TASK DESCRIPTION> Copy every line of the entries that includes the word "variable".

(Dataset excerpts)

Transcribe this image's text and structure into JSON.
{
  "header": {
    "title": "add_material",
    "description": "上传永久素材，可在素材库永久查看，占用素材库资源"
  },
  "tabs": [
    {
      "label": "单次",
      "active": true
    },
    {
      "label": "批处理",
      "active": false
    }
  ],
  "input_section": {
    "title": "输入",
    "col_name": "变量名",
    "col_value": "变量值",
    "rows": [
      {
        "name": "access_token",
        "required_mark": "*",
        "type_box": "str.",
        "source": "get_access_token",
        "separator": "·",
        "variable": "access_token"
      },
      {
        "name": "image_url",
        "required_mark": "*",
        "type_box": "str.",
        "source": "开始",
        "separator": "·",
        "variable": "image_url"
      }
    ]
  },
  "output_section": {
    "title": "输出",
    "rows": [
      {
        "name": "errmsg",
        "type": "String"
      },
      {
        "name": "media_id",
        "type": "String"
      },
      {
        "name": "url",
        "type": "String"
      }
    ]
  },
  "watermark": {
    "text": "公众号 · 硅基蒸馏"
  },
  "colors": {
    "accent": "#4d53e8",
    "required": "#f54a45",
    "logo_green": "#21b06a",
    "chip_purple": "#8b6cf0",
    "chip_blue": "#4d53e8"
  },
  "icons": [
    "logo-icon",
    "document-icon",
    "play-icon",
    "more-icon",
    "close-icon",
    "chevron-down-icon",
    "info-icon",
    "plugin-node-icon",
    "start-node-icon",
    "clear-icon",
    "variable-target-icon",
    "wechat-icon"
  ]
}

RESPONSE TO THIS EXERCISE>
        "variable": "access_token"
        "variable": "image_url"
    "variable-target-icon",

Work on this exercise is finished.